EXTRACTED ENTRIES ->
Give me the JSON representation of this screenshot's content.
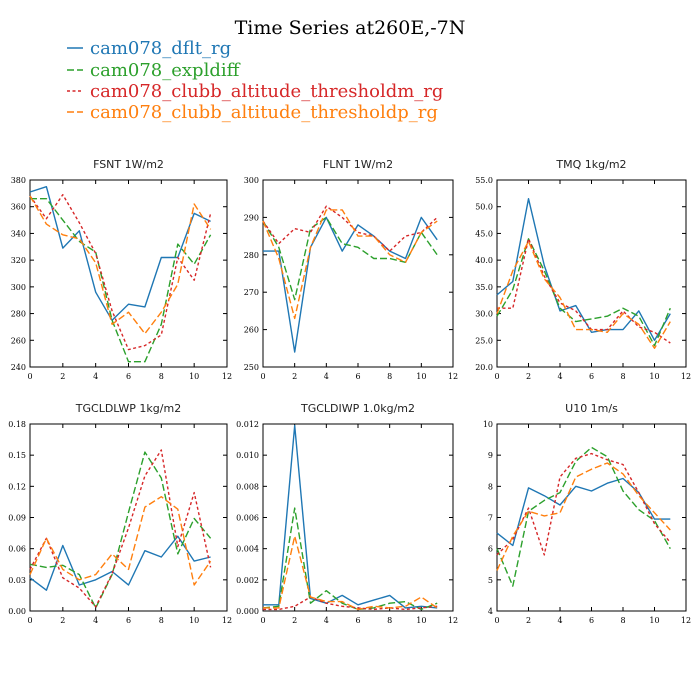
{
  "figure": {
    "title": "Time Series at260E,-7N",
    "legend": [
      {
        "label": "cam078_dflt_rg",
        "color": "#1f77b4",
        "dash": "solid"
      },
      {
        "label": "cam078_expldiff",
        "color": "#2ca02c",
        "dash": "dashed"
      },
      {
        "label": "cam078_clubb_altitude_thresholdm_rg",
        "color": "#d62728",
        "dash": "dotted"
      },
      {
        "label": "cam078_clubb_altitude_thresholdp_rg",
        "color": "#ff7f0e",
        "dash": "dashed"
      }
    ]
  },
  "chart_data": [
    {
      "type": "line",
      "title": "FSNT   1W/m2",
      "x": [
        0,
        1,
        2,
        3,
        4,
        5,
        6,
        7,
        8,
        9,
        10,
        11
      ],
      "xlim": [
        0,
        12
      ],
      "xticks": [
        0,
        2,
        4,
        6,
        8,
        10,
        12
      ],
      "ylim": [
        240,
        380
      ],
      "yticks": [
        240,
        260,
        280,
        300,
        320,
        340,
        360,
        380
      ],
      "ytick_labels": [
        "240",
        "260",
        "280",
        "300",
        "320",
        "340",
        "360",
        "380"
      ],
      "series": [
        {
          "name": "cam078_dflt_rg",
          "values": [
            371,
            375,
            329,
            342,
            296,
            275,
            287,
            285,
            322,
            322,
            355,
            349
          ]
        },
        {
          "name": "cam078_expldiff",
          "values": [
            366,
            366,
            350,
            334,
            326,
            275,
            244,
            244,
            272,
            332,
            317,
            339
          ]
        },
        {
          "name": "cam078_clubb_altitude_thresholdm_rg",
          "values": [
            368,
            351,
            369,
            348,
            325,
            282,
            253,
            256,
            264,
            322,
            305,
            355
          ]
        },
        {
          "name": "cam078_clubb_altitude_thresholdp_rg",
          "values": [
            368,
            347,
            339,
            336,
            318,
            272,
            281,
            265,
            281,
            302,
            362,
            343
          ]
        }
      ]
    },
    {
      "type": "line",
      "title": "FLNT   1W/m2",
      "x": [
        0,
        1,
        2,
        3,
        4,
        5,
        6,
        7,
        8,
        9,
        10,
        11
      ],
      "xlim": [
        0,
        12
      ],
      "xticks": [
        0,
        2,
        4,
        6,
        8,
        10,
        12
      ],
      "ylim": [
        250,
        300
      ],
      "yticks": [
        250,
        260,
        270,
        280,
        290,
        300
      ],
      "ytick_labels": [
        "250",
        "260",
        "270",
        "280",
        "290",
        "300"
      ],
      "series": [
        {
          "name": "cam078_dflt_rg",
          "values": [
            281,
            281,
            254,
            282,
            290,
            281,
            288,
            285,
            281,
            279,
            290,
            284
          ]
        },
        {
          "name": "cam078_expldiff",
          "values": [
            289,
            282,
            268,
            287,
            290,
            283,
            282,
            279,
            279,
            278,
            286,
            280
          ]
        },
        {
          "name": "cam078_clubb_altitude_thresholdm_rg",
          "values": [
            289,
            283,
            287,
            286,
            293,
            290,
            286,
            285,
            281,
            285,
            286,
            290
          ]
        },
        {
          "name": "cam078_clubb_altitude_thresholdp_rg",
          "values": [
            289,
            279,
            263,
            282,
            292,
            292,
            285,
            285,
            280,
            278,
            286,
            289
          ]
        }
      ]
    },
    {
      "type": "line",
      "title": "TMQ   1kg/m2",
      "x": [
        0,
        1,
        2,
        3,
        4,
        5,
        6,
        7,
        8,
        9,
        10,
        11
      ],
      "xlim": [
        0,
        12
      ],
      "xticks": [
        0,
        2,
        4,
        6,
        8,
        10,
        12
      ],
      "ylim": [
        20,
        55
      ],
      "yticks": [
        20,
        25,
        30,
        35,
        40,
        45,
        50,
        55
      ],
      "ytick_labels": [
        "20.0",
        "25.0",
        "30.0",
        "35.0",
        "40.0",
        "45.0",
        "50.0",
        "55.0"
      ],
      "series": [
        {
          "name": "cam078_dflt_rg",
          "values": [
            33.5,
            36,
            51.5,
            39,
            30.5,
            31.5,
            26.5,
            27,
            27,
            30.5,
            25,
            30
          ]
        },
        {
          "name": "cam078_expldiff",
          "values": [
            29.5,
            34.5,
            44,
            38,
            31,
            28.5,
            29,
            29.5,
            31,
            29.5,
            24,
            31
          ]
        },
        {
          "name": "cam078_clubb_altitude_thresholdm_rg",
          "values": [
            31,
            31,
            44,
            37,
            32,
            30.5,
            27,
            27,
            30.5,
            27.5,
            26.5,
            24.5
          ]
        },
        {
          "name": "cam078_clubb_altitude_thresholdp_rg",
          "values": [
            30,
            38,
            43.5,
            36.5,
            33,
            27,
            27,
            26.5,
            30,
            28,
            23.5,
            28.5
          ]
        }
      ]
    },
    {
      "type": "line",
      "title": "TGCLDLWP   1kg/m2",
      "x": [
        0,
        1,
        2,
        3,
        4,
        5,
        6,
        7,
        8,
        9,
        10,
        11
      ],
      "xlim": [
        0,
        12
      ],
      "xticks": [
        0,
        2,
        4,
        6,
        8,
        10,
        12
      ],
      "ylim": [
        0,
        0.18
      ],
      "yticks": [
        0,
        0.03,
        0.06,
        0.09,
        0.12,
        0.15,
        0.18
      ],
      "ytick_labels": [
        "0.00",
        "0.03",
        "0.06",
        "0.09",
        "0.12",
        "0.15",
        "0.18"
      ],
      "series": [
        {
          "name": "cam078_dflt_rg",
          "values": [
            0.032,
            0.02,
            0.063,
            0.025,
            0.03,
            0.038,
            0.025,
            0.058,
            0.052,
            0.072,
            0.048,
            0.052
          ]
        },
        {
          "name": "cam078_expldiff",
          "values": [
            0.045,
            0.042,
            0.044,
            0.035,
            0.003,
            0.035,
            0.095,
            0.153,
            0.128,
            0.055,
            0.089,
            0.07
          ]
        },
        {
          "name": "cam078_clubb_altitude_thresholdm_rg",
          "values": [
            0.04,
            0.07,
            0.032,
            0.022,
            0.004,
            0.036,
            0.08,
            0.13,
            0.155,
            0.062,
            0.114,
            0.042
          ]
        },
        {
          "name": "cam078_clubb_altitude_thresholdp_rg",
          "values": [
            0.035,
            0.07,
            0.04,
            0.03,
            0.035,
            0.055,
            0.04,
            0.1,
            0.11,
            0.098,
            0.025,
            0.048
          ]
        }
      ]
    },
    {
      "type": "line",
      "title": "TGCLDIWP   1.0kg/m2",
      "x": [
        0,
        1,
        2,
        3,
        4,
        5,
        6,
        7,
        8,
        9,
        10,
        11
      ],
      "xlim": [
        0,
        12
      ],
      "xticks": [
        0,
        2,
        4,
        6,
        8,
        10,
        12
      ],
      "ylim": [
        0,
        0.012
      ],
      "yticks": [
        0,
        0.002,
        0.004,
        0.006,
        0.008,
        0.01,
        0.012
      ],
      "ytick_labels": [
        "0.000",
        "0.002",
        "0.004",
        "0.006",
        "0.008",
        "0.010",
        "0.012"
      ],
      "series": [
        {
          "name": "cam078_dflt_rg",
          "values": [
            0.0004,
            0.0004,
            0.0119,
            0.0008,
            0.0005,
            0.001,
            0.0004,
            0.0007,
            0.001,
            0.0002,
            0.0003,
            0.0002
          ]
        },
        {
          "name": "cam078_expldiff",
          "values": [
            0.0002,
            0.0003,
            0.0066,
            0.0005,
            0.0013,
            0.0005,
            0.0001,
            0.0002,
            0.0005,
            0.0006,
            0.0001,
            0.0005
          ]
        },
        {
          "name": "cam078_clubb_altitude_thresholdm_rg",
          "values": [
            0.0001,
            0.0001,
            0.0003,
            0.0009,
            0.0005,
            0.0003,
            0.0002,
            0.0001,
            0.0002,
            0.0001,
            0.0002,
            0.0003
          ]
        },
        {
          "name": "cam078_clubb_altitude_thresholdp_rg",
          "values": [
            0.0002,
            0.0002,
            0.0048,
            0.0009,
            0.0006,
            0.0006,
            0.0001,
            0.0003,
            0.0002,
            0.0003,
            0.0009,
            0.0002
          ]
        }
      ]
    },
    {
      "type": "line",
      "title": "U10   1m/s",
      "x": [
        0,
        1,
        2,
        3,
        4,
        5,
        6,
        7,
        8,
        9,
        10,
        11
      ],
      "xlim": [
        0,
        12
      ],
      "xticks": [
        0,
        2,
        4,
        6,
        8,
        10,
        12
      ],
      "ylim": [
        4,
        10
      ],
      "yticks": [
        4,
        5,
        6,
        7,
        8,
        9,
        10
      ],
      "ytick_labels": [
        "4",
        "5",
        "6",
        "7",
        "8",
        "9",
        "10"
      ],
      "series": [
        {
          "name": "cam078_dflt_rg",
          "values": [
            6.5,
            6.1,
            7.95,
            7.7,
            7.4,
            8,
            7.85,
            8.1,
            8.25,
            7.8,
            6.95,
            6.95
          ]
        },
        {
          "name": "cam078_expldiff",
          "values": [
            6,
            4.8,
            7.2,
            7.55,
            7.8,
            8.8,
            9.25,
            8.95,
            7.85,
            7.25,
            6.9,
            6
          ]
        },
        {
          "name": "cam078_clubb_altitude_thresholdm_rg",
          "values": [
            5.8,
            6.3,
            7.3,
            5.8,
            8.3,
            8.9,
            9.05,
            8.85,
            8.7,
            7.8,
            6.8,
            6.2
          ]
        },
        {
          "name": "cam078_clubb_altitude_thresholdp_rg",
          "values": [
            5.3,
            6.4,
            7.2,
            7.05,
            7.15,
            8.3,
            8.55,
            8.75,
            8.4,
            7.7,
            7.15,
            6.6
          ]
        }
      ]
    }
  ]
}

SET PROBLEM -> Scan the material above. Copy each line that holds the word "dash".

ANSWER TO THIS EXERCISE ->
        "dash": "solid"
        "dash": "dashed"
        "dash": "dotted"
        "dash": "dashed"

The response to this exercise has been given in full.